▸ **TASK OBJECTIVE**
Count every line in the following entries where the word "Alternativt" appears. Give the count alone.

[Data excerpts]
━━━━━━━━
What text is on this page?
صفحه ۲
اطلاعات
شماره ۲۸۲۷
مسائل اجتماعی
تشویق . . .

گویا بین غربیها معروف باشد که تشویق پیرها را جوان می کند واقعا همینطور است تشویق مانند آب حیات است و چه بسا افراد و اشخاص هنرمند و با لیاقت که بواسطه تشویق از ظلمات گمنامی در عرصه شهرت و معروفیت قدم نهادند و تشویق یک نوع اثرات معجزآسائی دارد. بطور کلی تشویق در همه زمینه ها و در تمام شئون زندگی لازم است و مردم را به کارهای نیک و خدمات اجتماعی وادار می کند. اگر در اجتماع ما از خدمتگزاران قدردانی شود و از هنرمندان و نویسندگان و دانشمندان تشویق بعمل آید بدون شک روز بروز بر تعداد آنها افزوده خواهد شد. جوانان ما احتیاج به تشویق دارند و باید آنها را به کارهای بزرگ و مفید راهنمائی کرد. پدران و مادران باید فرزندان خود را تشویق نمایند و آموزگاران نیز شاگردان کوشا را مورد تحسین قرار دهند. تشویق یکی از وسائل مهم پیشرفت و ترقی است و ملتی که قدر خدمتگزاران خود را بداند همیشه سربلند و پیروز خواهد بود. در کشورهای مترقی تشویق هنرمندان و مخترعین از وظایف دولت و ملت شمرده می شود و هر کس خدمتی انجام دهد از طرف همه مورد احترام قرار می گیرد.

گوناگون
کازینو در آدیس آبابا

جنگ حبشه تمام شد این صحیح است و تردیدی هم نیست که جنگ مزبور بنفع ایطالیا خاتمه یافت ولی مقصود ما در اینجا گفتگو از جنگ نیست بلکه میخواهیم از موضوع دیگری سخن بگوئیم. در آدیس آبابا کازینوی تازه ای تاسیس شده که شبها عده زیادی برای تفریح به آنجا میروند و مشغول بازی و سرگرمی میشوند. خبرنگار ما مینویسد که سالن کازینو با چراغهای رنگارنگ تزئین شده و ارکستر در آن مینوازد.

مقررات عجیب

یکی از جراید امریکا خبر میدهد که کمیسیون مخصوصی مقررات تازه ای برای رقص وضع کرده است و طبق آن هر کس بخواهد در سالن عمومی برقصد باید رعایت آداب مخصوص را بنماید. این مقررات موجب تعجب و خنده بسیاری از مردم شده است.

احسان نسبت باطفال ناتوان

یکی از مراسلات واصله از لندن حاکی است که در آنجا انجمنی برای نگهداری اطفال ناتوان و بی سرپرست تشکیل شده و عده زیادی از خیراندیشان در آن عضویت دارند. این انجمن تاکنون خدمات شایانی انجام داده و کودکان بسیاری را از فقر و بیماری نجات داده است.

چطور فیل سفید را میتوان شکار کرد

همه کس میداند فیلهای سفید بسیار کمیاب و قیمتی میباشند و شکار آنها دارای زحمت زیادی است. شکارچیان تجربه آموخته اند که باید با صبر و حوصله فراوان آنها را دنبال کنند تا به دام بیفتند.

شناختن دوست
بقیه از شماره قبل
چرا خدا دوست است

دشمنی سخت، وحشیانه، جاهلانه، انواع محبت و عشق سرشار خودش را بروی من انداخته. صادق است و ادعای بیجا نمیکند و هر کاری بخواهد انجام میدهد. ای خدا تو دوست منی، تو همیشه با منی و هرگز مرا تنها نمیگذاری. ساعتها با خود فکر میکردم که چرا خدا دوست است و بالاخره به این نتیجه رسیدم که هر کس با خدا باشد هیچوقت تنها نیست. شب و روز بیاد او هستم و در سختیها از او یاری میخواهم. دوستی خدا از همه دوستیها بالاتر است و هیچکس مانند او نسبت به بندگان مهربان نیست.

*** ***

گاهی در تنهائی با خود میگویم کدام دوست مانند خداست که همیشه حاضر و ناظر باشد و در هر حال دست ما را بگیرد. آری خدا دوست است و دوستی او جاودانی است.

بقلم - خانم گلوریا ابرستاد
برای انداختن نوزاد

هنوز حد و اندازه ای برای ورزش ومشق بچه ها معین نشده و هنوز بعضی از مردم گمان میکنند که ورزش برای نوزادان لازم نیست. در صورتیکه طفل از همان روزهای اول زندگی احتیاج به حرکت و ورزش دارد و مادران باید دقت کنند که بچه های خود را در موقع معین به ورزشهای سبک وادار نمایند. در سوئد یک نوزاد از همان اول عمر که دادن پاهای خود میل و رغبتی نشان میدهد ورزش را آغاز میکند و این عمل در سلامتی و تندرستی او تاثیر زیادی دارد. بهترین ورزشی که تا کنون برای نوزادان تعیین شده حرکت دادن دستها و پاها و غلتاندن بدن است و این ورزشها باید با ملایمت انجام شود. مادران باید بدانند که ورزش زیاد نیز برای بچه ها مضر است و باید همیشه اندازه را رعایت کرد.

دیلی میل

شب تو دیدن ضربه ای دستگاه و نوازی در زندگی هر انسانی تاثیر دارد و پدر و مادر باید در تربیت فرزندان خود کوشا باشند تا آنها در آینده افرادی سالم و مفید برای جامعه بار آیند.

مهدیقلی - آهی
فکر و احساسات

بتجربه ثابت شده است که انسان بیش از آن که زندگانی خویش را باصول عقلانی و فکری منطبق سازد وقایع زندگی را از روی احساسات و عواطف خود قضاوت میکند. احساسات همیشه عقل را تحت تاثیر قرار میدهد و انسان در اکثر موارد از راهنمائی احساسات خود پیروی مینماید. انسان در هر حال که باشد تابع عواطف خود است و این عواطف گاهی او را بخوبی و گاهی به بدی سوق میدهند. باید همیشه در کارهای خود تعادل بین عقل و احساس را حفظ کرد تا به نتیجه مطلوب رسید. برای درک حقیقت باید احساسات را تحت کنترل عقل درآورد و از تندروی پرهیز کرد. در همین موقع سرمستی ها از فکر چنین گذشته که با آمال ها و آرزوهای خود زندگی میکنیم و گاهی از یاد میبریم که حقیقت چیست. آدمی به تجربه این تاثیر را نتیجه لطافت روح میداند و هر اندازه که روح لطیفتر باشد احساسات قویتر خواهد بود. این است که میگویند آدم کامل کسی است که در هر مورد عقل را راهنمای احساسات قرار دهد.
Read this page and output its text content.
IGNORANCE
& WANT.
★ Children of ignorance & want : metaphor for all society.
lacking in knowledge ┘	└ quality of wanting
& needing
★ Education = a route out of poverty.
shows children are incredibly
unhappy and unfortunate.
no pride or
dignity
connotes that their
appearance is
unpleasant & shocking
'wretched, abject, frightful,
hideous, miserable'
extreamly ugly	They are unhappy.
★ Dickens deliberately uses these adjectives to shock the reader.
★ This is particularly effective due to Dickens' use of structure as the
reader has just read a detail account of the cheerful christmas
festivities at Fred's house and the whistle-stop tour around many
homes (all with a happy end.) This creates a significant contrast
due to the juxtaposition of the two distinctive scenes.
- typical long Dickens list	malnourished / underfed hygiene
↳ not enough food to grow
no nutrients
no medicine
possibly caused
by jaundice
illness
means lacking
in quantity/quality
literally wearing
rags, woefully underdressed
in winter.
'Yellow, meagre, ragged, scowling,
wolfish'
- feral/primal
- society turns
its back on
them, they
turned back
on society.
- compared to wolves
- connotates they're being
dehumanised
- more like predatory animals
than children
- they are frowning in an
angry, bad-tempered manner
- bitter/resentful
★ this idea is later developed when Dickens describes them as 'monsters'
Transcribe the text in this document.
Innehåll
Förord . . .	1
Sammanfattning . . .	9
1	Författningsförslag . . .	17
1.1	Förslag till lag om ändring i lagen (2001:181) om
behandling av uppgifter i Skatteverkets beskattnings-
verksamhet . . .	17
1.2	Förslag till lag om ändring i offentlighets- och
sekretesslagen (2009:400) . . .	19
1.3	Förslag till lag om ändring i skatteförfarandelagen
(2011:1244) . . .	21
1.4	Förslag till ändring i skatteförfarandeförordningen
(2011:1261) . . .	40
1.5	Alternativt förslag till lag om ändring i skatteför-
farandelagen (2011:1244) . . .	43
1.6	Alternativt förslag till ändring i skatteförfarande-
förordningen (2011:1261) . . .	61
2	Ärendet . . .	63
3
━━━━━━━━
▸ **COMPLETED TASK**
2